DATA FOR PROCESSING:
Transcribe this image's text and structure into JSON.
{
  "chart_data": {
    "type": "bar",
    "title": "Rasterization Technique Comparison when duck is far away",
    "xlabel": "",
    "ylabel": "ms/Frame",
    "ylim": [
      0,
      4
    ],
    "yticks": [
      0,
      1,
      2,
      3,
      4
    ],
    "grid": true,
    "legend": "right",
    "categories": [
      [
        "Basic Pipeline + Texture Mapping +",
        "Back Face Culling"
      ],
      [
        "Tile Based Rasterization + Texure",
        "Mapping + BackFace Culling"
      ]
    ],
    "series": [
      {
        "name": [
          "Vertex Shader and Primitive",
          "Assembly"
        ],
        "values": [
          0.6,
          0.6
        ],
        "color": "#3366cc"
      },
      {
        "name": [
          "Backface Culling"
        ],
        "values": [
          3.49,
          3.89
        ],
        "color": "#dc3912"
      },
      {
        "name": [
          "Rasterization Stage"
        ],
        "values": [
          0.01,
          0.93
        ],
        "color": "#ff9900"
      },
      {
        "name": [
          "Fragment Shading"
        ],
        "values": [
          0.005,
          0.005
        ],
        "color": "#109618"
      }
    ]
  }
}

INSTRUCTIONS FOR THE TASK: Retype the entries exactly, including every line.

SOLUTION FOR THIS EXERCISE:
Transcribe this image's text and structure into JSON.
{
  "chart_data": {
    "type": "bar",
    "title": "Rasterization Technique Comparison when duck is far away",
    "xlabel": "",
    "ylabel": "ms/Frame",
    "ylim": [
      0,
      4
    ],
    "yticks": [
      0,
      1,
      2,
      3,
      4
    ],
    "grid": true,
    "legend": "right",
    "categories": [
      [
        "Basic Pipeline + Texture Mapping +",
        "Back Face Culling"
      ],
      [
        "Tile Based Rasterization + Texure",
        "Mapping + BackFace Culling"
      ]
    ],
    "series": [
      {
        "name": [
          "Vertex Shader and Primitive",
          "Assembly"
        ],
        "values": [
          0.6,
          0.6
        ],
        "color": "#3366cc"
      },
      {
        "name": [
          "Backface Culling"
        ],
        "values": [
          3.49,
          3.89
        ],
        "color": "#dc3912"
      },
      {
        "name": [
          "Rasterization Stage"
        ],
        "values": [
          0.01,
          0.93
        ],
        "color": "#ff9900"
      },
      {
        "name": [
          "Fragment Shading"
        ],
        "values": [
          0.005,
          0.005
        ],
        "color": "#109618"
      }
    ]
  }
}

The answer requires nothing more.